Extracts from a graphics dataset
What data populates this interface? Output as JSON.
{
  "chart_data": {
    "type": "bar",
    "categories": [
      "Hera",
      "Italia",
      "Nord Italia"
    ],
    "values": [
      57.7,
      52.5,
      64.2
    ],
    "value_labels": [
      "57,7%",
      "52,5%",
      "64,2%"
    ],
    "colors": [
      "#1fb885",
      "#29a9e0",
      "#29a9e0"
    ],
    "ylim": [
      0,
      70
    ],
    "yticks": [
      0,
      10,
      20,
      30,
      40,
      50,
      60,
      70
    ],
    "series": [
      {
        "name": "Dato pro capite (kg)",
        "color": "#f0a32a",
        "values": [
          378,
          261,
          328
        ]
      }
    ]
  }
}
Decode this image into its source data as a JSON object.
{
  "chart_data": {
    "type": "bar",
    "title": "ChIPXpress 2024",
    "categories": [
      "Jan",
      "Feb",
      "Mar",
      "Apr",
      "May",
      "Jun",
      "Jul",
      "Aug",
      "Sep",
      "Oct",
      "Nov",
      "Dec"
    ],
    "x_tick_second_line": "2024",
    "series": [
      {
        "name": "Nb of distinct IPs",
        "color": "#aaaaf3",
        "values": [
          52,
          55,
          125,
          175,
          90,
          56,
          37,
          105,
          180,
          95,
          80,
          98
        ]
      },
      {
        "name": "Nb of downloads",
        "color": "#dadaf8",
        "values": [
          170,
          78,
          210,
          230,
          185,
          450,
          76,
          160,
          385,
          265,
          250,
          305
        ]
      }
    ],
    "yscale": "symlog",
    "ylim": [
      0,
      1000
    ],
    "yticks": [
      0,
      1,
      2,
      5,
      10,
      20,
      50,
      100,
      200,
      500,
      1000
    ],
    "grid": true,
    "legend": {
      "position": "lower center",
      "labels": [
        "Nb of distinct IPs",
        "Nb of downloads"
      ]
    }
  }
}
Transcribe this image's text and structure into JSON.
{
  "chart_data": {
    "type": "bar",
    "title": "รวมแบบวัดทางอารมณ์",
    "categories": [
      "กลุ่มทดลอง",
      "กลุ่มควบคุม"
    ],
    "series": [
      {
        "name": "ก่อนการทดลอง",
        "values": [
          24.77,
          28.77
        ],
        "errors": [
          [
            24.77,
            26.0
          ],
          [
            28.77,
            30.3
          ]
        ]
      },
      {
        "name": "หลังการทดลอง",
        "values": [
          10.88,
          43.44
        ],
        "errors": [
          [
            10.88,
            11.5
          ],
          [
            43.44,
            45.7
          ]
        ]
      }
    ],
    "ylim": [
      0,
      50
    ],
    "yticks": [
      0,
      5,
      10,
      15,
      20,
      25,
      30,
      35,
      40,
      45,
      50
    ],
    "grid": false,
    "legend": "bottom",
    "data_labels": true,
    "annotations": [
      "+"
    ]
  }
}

__Given task__. Exactly as written, please output every entry.

__Written solution__.
What data populates this interface? Output as JSON.
{
  "chart_data": {
    "type": "bar",
    "categories": [
      "Hera",
      "Italia",
      "Nord Italia"
    ],
    "values": [
      57.7,
      52.5,
      64.2
    ],
    "value_labels": [
      "57,7%",
      "52,5%",
      "64,2%"
    ],
    "colors": [
      "#1fb885",
      "#29a9e0",
      "#29a9e0"
    ],
    "ylim": [
      0,
      70
    ],
    "yticks": [
      0,
      10,
      20,
      30,
      40,
      50,
      60,
      70
    ],
    "series": [
      {
        "name": "Dato pro capite (kg)",
        "color": "#f0a32a",
        "values": [
          378,
          261,
          328
        ]
      }
    ]
  }
}
Decode this image into its source data as a JSON object.
{
  "chart_data": {
    "type": "bar",
    "title": "ChIPXpress 2024",
    "categories": [
      "Jan",
      "Feb",
      "Mar",
      "Apr",
      "May",
      "Jun",
      "Jul",
      "Aug",
      "Sep",
      "Oct",
      "Nov",
      "Dec"
    ],
    "x_tick_second_line": "2024",
    "series": [
      {
        "name": "Nb of distinct IPs",
        "color": "#aaaaf3",
        "values": [
          52,
          55,
          125,
          175,
          90,
          56,
          37,
          105,
          180,
          95,
          80,
          98
        ]
      },
      {
        "name": "Nb of downloads",
        "color": "#dadaf8",
        "values": [
          170,
          78,
          210,
          230,
          185,
          450,
          76,
          160,
          385,
          265,
          250,
          305
        ]
      }
    ],
    "yscale": "symlog",
    "ylim": [
      0,
      1000
    ],
    "yticks": [
      0,
      1,
      2,
      5,
      10,
      20,
      50,
      100,
      200,
      500,
      1000
    ],
    "grid": true,
    "legend": {
      "position": "lower center",
      "labels": [
        "Nb of distinct IPs",
        "Nb of downloads"
      ]
    }
  }
}
Transcribe this image's text and structure into JSON.
{
  "chart_data": {
    "type": "bar",
    "title": "รวมแบบวัดทางอารมณ์",
    "categories": [
      "กลุ่มทดลอง",
      "กลุ่มควบคุม"
    ],
    "series": [
      {
        "name": "ก่อนการทดลอง",
        "values": [
          24.77,
          28.77
        ],
        "errors": [
          [
            24.77,
            26.0
          ],
          [
            28.77,
            30.3
          ]
        ]
      },
      {
        "name": "หลังการทดลอง",
        "values": [
          10.88,
          43.44
        ],
        "errors": [
          [
            10.88,
            11.5
          ],
          [
            43.44,
            45.7
          ]
        ]
      }
    ],
    "ylim": [
      0,
      50
    ],
    "yticks": [
      0,
      5,
      10,
      15,
      20,
      25,
      30,
      35,
      40,
      45,
      50
    ],
    "grid": false,
    "legend": "bottom",
    "data_labels": true,
    "annotations": [
      "+"
    ]
  }
}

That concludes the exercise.